-- begin --

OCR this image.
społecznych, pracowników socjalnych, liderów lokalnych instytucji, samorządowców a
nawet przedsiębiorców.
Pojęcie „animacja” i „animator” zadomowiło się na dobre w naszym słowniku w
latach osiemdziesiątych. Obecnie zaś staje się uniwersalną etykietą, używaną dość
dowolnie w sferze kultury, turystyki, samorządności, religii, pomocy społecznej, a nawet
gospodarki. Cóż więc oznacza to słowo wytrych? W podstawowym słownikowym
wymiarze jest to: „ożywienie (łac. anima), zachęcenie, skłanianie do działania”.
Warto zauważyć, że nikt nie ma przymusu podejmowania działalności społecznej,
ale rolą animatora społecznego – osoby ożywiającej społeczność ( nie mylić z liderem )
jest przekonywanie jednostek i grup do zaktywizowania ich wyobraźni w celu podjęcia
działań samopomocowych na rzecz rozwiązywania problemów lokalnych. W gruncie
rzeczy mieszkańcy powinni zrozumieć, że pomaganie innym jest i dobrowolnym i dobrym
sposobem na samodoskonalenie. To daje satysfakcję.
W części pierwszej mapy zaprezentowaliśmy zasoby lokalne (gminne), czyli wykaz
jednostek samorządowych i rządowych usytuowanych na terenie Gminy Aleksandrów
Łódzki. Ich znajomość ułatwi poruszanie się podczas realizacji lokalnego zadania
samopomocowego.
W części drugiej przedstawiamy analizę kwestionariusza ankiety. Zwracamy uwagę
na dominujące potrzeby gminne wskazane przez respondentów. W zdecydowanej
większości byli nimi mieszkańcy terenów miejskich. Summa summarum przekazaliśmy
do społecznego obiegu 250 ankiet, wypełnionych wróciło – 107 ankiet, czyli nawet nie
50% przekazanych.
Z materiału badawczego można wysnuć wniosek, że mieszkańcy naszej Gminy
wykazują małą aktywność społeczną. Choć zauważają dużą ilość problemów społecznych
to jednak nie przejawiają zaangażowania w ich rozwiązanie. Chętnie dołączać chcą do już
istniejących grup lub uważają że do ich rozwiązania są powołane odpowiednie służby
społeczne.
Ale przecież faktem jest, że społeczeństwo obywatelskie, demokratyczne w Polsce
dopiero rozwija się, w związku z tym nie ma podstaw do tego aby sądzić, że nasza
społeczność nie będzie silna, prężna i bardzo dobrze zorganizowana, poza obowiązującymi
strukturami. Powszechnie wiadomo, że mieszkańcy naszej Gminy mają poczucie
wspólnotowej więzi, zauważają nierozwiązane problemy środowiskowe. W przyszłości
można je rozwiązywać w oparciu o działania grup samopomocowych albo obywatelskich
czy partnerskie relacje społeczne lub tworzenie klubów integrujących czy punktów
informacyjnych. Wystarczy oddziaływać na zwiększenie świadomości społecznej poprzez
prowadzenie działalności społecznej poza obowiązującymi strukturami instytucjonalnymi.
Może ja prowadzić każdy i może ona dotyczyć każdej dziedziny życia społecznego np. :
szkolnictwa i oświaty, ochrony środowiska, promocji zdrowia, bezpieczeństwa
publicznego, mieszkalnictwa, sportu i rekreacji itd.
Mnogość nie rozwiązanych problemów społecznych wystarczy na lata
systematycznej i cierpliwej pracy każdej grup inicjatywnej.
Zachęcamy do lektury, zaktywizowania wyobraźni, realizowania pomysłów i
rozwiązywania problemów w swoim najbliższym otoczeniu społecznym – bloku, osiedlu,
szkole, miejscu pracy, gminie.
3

-- end --

Short problem
Check the data for the word "problemów" and pull out the lines that have it.

Finished answer
działań samopomocowych na rzecz rozwiązywania problemów lokalnych. W gruncie
wykazują małą aktywność społeczną. Choć zauważają dużą ilość problemów społecznych
Mnogość nie rozwiązanych problemów społecznych wystarczy na lata
rozwiązywania problemów w swoim najbliższym otoczeniu społecznym – bloku, osiedlu,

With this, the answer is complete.